*CHALLENGE*: Review the listing and copy each line that holds the word "JSON".

== SUPPLIED INFORMATION ==

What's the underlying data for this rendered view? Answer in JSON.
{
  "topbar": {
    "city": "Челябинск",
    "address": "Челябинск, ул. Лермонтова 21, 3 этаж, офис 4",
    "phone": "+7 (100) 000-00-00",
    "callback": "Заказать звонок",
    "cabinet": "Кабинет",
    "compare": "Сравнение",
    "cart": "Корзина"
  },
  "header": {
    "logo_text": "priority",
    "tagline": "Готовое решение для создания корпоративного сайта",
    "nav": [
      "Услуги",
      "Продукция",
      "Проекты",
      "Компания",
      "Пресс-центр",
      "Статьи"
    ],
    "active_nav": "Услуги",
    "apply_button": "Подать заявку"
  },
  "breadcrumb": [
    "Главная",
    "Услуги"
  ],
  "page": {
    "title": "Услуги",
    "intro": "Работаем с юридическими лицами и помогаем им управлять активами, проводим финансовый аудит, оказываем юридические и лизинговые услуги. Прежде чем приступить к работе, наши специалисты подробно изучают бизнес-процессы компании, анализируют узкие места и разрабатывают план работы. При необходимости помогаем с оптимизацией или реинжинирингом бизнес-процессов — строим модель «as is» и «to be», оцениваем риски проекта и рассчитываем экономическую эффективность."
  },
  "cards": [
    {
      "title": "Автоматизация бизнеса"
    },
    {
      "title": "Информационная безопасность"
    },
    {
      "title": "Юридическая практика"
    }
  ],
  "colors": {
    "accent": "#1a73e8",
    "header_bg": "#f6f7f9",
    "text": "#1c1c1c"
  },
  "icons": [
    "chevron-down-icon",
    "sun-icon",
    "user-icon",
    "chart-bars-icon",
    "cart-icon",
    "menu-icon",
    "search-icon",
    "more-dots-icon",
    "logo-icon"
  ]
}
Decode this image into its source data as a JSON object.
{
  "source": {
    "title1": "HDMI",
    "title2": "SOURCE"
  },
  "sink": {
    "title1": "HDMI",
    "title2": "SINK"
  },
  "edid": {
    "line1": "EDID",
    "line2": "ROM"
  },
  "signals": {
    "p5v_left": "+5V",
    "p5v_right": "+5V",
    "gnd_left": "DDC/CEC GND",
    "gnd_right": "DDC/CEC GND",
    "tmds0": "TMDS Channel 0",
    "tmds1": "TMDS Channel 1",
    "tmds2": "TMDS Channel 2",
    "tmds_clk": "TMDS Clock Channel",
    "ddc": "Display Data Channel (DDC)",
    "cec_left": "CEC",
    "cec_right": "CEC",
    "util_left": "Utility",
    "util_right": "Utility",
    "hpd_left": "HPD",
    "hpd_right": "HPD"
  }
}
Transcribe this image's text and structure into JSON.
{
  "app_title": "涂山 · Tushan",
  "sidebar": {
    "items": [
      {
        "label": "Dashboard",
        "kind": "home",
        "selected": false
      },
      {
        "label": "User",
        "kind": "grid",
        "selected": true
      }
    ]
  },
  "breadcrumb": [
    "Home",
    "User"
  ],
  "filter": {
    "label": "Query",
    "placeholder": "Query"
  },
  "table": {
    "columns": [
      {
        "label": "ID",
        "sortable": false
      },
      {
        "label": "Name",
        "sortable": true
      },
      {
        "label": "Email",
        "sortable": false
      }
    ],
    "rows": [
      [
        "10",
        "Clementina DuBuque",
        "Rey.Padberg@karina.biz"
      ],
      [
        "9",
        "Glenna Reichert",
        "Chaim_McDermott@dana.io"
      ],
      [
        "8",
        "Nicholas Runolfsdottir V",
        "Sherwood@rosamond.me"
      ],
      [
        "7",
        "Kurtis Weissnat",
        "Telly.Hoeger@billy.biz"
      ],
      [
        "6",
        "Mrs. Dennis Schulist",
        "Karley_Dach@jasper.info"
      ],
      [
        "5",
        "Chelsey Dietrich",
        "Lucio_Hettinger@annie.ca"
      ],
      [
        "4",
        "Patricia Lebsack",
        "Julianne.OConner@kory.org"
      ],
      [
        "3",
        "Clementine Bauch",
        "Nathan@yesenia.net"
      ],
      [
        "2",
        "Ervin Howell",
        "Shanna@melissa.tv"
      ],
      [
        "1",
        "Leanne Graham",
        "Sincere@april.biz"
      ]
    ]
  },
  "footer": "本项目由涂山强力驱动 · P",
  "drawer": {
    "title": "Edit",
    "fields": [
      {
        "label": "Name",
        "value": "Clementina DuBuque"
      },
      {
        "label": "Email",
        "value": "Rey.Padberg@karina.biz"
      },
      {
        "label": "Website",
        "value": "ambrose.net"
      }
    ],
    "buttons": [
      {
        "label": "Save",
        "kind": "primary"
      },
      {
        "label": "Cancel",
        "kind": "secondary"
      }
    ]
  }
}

===

*RESULT OF THIS TASK*:
What's the underlying data for this rendered view? Answer in JSON.
Decode this image into its source data as a JSON object.
Transcribe this image's text and structure into JSON.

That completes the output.